Exercise description: Write out every single entry exactly.

====

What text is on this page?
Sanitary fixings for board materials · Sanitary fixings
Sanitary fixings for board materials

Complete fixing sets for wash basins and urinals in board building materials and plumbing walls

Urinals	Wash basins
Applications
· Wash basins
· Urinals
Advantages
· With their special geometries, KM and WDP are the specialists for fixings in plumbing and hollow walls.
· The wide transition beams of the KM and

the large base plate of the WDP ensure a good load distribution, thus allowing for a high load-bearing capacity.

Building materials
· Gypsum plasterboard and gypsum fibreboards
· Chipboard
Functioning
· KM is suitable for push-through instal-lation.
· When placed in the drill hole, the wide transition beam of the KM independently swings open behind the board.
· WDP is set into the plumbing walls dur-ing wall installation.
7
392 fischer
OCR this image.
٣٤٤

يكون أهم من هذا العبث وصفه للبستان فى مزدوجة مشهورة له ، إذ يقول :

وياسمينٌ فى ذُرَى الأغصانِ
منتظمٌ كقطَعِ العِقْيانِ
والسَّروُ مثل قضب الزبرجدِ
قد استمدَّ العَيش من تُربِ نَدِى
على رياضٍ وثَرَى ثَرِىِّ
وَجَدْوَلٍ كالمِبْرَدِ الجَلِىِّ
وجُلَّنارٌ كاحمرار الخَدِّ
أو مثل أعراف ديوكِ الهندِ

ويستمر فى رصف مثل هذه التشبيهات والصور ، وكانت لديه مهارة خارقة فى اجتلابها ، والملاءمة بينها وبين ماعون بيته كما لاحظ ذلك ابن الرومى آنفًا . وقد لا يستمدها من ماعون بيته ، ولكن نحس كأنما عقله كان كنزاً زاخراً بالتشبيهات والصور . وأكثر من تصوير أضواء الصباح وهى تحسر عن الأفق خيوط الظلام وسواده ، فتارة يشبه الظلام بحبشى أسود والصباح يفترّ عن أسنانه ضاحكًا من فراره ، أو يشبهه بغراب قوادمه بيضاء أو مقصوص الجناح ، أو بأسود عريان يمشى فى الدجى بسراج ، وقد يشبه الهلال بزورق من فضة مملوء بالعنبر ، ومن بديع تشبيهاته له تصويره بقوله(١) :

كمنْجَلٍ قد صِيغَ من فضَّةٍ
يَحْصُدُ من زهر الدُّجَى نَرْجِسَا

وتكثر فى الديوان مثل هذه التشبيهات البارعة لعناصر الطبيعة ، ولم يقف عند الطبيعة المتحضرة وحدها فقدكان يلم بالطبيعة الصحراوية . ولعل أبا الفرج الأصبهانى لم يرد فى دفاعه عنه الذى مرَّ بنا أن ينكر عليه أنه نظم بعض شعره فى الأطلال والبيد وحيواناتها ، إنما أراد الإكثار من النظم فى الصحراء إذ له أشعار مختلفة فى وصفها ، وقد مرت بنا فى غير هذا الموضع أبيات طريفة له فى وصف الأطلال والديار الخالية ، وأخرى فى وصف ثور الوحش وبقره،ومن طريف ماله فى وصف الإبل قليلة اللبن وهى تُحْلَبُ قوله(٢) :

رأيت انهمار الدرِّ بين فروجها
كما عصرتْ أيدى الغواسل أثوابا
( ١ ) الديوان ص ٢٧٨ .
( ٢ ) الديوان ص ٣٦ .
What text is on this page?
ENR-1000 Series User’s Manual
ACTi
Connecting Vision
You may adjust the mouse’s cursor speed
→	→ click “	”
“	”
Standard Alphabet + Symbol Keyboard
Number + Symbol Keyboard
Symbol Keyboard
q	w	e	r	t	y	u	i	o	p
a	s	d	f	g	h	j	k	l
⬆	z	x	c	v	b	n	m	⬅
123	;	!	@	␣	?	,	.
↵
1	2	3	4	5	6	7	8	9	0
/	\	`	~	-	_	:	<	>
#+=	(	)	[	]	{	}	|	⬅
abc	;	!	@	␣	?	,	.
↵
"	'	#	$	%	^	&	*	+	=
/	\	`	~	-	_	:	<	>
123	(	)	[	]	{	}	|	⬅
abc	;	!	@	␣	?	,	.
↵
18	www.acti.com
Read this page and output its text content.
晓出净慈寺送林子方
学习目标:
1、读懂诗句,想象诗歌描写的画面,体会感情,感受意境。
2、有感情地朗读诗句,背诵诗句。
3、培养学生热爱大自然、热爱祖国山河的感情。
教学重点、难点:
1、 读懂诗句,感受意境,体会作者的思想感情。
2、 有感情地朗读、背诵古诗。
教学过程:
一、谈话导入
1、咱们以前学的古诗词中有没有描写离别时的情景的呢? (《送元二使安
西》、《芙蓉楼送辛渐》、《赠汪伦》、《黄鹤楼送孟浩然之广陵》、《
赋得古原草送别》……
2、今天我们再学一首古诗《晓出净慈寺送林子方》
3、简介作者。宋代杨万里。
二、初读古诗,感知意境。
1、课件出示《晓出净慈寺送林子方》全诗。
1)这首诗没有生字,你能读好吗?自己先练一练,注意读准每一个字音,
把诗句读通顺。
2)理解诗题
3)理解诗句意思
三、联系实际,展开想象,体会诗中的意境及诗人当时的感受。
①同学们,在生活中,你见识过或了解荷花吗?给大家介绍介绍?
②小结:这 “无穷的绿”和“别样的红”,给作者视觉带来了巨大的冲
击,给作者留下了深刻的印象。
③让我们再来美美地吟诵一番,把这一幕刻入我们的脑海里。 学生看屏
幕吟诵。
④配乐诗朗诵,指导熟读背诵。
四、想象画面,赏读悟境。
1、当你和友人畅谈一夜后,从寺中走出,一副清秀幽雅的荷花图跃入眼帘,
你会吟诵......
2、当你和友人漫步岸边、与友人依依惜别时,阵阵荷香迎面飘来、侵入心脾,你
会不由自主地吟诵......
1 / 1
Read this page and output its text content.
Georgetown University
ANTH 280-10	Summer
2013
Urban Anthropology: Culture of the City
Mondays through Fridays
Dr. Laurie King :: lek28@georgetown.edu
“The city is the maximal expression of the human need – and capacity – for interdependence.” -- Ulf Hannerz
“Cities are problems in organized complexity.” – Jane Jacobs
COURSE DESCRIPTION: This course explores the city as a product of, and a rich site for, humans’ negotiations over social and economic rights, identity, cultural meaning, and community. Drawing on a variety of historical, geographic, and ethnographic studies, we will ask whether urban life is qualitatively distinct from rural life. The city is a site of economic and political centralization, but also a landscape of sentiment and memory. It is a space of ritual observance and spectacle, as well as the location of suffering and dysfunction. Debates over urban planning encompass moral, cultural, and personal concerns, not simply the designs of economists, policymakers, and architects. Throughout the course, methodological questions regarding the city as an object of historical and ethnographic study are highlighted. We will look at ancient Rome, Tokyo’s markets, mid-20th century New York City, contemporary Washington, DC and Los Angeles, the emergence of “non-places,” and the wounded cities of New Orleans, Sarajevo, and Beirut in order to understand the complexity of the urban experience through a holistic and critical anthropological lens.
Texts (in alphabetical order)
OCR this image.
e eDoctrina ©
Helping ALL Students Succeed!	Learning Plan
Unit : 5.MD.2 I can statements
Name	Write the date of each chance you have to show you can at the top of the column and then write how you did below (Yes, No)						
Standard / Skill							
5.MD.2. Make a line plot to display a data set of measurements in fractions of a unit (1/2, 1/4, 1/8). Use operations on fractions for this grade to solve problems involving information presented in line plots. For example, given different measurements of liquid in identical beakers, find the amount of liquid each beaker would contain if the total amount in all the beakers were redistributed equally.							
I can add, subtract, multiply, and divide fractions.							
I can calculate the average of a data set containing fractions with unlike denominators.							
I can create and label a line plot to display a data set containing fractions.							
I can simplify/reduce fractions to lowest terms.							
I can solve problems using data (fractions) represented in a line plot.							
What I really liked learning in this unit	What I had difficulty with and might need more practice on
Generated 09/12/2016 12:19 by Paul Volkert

====

Complete output:
What text is on this page?
Sanitary fixings for board materials · Sanitary fixings
Sanitary fixings for board materials

Complete fixing sets for wash basins and urinals in board building materials and plumbing walls

Urinals	Wash basins
Applications
· Wash basins
· Urinals
Advantages
· With their special geometries, KM and WDP are the specialists for fixings in plumbing and hollow walls.
· The wide transition beams of the KM and

the large base plate of the WDP ensure a good load distribution, thus allowing for a high load-bearing capacity.

Building materials
· Gypsum plasterboard and gypsum fibreboards
· Chipboard
Functioning
· KM is suitable for push-through instal-lation.
· When placed in the drill hole, the wide transition beam of the KM independently swings open behind the board.
· WDP is set into the plumbing walls dur-ing wall installation.
7
392 fischer
OCR this image.
٣٤٤

يكون أهم من هذا العبث وصفه للبستان فى مزدوجة مشهورة له ، إذ يقول :

وياسمينٌ فى ذُرَى الأغصانِ
منتظمٌ كقطَعِ العِقْيانِ
والسَّروُ مثل قضب الزبرجدِ
قد استمدَّ العَيش من تُربِ نَدِى
على رياضٍ وثَرَى ثَرِىِّ
وَجَدْوَلٍ كالمِبْرَدِ الجَلِىِّ
وجُلَّنارٌ كاحمرار الخَدِّ
أو مثل أعراف ديوكِ الهندِ

ويستمر فى رصف مثل هذه التشبيهات والصور ، وكانت لديه مهارة خارقة فى اجتلابها ، والملاءمة بينها وبين ماعون بيته كما لاحظ ذلك ابن الرومى آنفًا . وقد لا يستمدها من ماعون بيته ، ولكن نحس كأنما عقله كان كنزاً زاخراً بالتشبيهات والصور . وأكثر من تصوير أضواء الصباح وهى تحسر عن الأفق خيوط الظلام وسواده ، فتارة يشبه الظلام بحبشى أسود والصباح يفترّ عن أسنانه ضاحكًا من فراره ، أو يشبهه بغراب قوادمه بيضاء أو مقصوص الجناح ، أو بأسود عريان يمشى فى الدجى بسراج ، وقد يشبه الهلال بزورق من فضة مملوء بالعنبر ، ومن بديع تشبيهاته له تصويره بقوله(١) :

كمنْجَلٍ قد صِيغَ من فضَّةٍ
يَحْصُدُ من زهر الدُّجَى نَرْجِسَا

وتكثر فى الديوان مثل هذه التشبيهات البارعة لعناصر الطبيعة ، ولم يقف عند الطبيعة المتحضرة وحدها فقدكان يلم بالطبيعة الصحراوية . ولعل أبا الفرج الأصبهانى لم يرد فى دفاعه عنه الذى مرَّ بنا أن ينكر عليه أنه نظم بعض شعره فى الأطلال والبيد وحيواناتها ، إنما أراد الإكثار من النظم فى الصحراء إذ له أشعار مختلفة فى وصفها ، وقد مرت بنا فى غير هذا الموضع أبيات طريفة له فى وصف الأطلال والديار الخالية ، وأخرى فى وصف ثور الوحش وبقره،ومن طريف ماله فى وصف الإبل قليلة اللبن وهى تُحْلَبُ قوله(٢) :

رأيت انهمار الدرِّ بين فروجها
كما عصرتْ أيدى الغواسل أثوابا
( ١ ) الديوان ص ٢٧٨ .
( ٢ ) الديوان ص ٣٦ .
What text is on this page?
ENR-1000 Series User’s Manual
ACTi
Connecting Vision
You may adjust the mouse’s cursor speed
→	→ click “	”
“	”
Standard Alphabet + Symbol Keyboard
Number + Symbol Keyboard
Symbol Keyboard
q	w	e	r	t	y	u	i	o	p
a	s	d	f	g	h	j	k	l
⬆	z	x	c	v	b	n	m	⬅
123	;	!	@	␣	?	,	.
↵
1	2	3	4	5	6	7	8	9	0
/	\	`	~	-	_	:	<	>
#+=	(	)	[	]	{	}	|	⬅
abc	;	!	@	␣	?	,	.
↵
"	'	#	$	%	^	&	*	+	=
/	\	`	~	-	_	:	<	>
123	(	)	[	]	{	}	|	⬅
abc	;	!	@	␣	?	,	.
↵
18	www.acti.com
Read this page and output its text content.
晓出净慈寺送林子方
学习目标:
1、读懂诗句,想象诗歌描写的画面,体会感情,感受意境。
2、有感情地朗读诗句,背诵诗句。
3、培养学生热爱大自然、热爱祖国山河的感情。
教学重点、难点:
1、 读懂诗句,感受意境,体会作者的思想感情。
2、 有感情地朗读、背诵古诗。
教学过程:
一、谈话导入
1、咱们以前学的古诗词中有没有描写离别时的情景的呢? (《送元二使安
西》、《芙蓉楼送辛渐》、《赠汪伦》、《黄鹤楼送孟浩然之广陵》、《
赋得古原草送别》……
2、今天我们再学一首古诗《晓出净慈寺送林子方》
3、简介作者。宋代杨万里。
二、初读古诗,感知意境。
1、课件出示《晓出净慈寺送林子方》全诗。
1)这首诗没有生字,你能读好吗?自己先练一练,注意读准每一个字音,
把诗句读通顺。
2)理解诗题
3)理解诗句意思
三、联系实际,展开想象,体会诗中的意境及诗人当时的感受。
①同学们,在生活中,你见识过或了解荷花吗?给大家介绍介绍?
②小结:这 “无穷的绿”和“别样的红”,给作者视觉带来了巨大的冲
击,给作者留下了深刻的印象。
③让我们再来美美地吟诵一番,把这一幕刻入我们的脑海里。 学生看屏
幕吟诵。
④配乐诗朗诵,指导熟读背诵。
四、想象画面,赏读悟境。
1、当你和友人畅谈一夜后,从寺中走出,一副清秀幽雅的荷花图跃入眼帘,
你会吟诵......
2、当你和友人漫步岸边、与友人依依惜别时,阵阵荷香迎面飘来、侵入心脾,你
会不由自主地吟诵......
1 / 1
Read this page and output its text content.
Georgetown University
ANTH 280-10	Summer
2013
Urban Anthropology: Culture of the City
Mondays through Fridays
Dr. Laurie King :: lek28@georgetown.edu
“The city is the maximal expression of the human need – and capacity – for interdependence.” -- Ulf Hannerz
“Cities are problems in organized complexity.” – Jane Jacobs
COURSE DESCRIPTION: This course explores the city as a product of, and a rich site for, humans’ negotiations over social and economic rights, identity, cultural meaning, and community. Drawing on a variety of historical, geographic, and ethnographic studies, we will ask whether urban life is qualitatively distinct from rural life. The city is a site of economic and political centralization, but also a landscape of sentiment and memory. It is a space of ritual observance and spectacle, as well as the location of suffering and dysfunction. Debates over urban planning encompass moral, cultural, and personal concerns, not simply the designs of economists, policymakers, and architects. Throughout the course, methodological questions regarding the city as an object of historical and ethnographic study are highlighted. We will look at ancient Rome, Tokyo’s markets, mid-20th century New York City, contemporary Washington, DC and Los Angeles, the emergence of “non-places,” and the wounded cities of New Orleans, Sarajevo, and Beirut in order to understand the complexity of the urban experience through a holistic and critical anthropological lens.
Texts (in alphabetical order)
OCR this image.
e eDoctrina ©
Helping ALL Students Succeed!	Learning Plan
Unit : 5.MD.2 I can statements
Name	Write the date of each chance you have to show you can at the top of the column and then write how you did below (Yes, No)						
Standard / Skill							
5.MD.2. Make a line plot to display a data set of measurements in fractions of a unit (1/2, 1/4, 1/8). Use operations on fractions for this grade to solve problems involving information presented in line plots. For example, given different measurements of liquid in identical beakers, find the amount of liquid each beaker would contain if the total amount in all the beakers were redistributed equally.							
I can add, subtract, multiply, and divide fractions.							
I can calculate the average of a data set containing fractions with unlike denominators.							
I can create and label a line plot to display a data set containing fractions.							
I can simplify/reduce fractions to lowest terms.							
I can solve problems using data (fractions) represented in a line plot.							
What I really liked learning in this unit	What I had difficulty with and might need more practice on
Generated 09/12/2016 12:19 by Paul Volkert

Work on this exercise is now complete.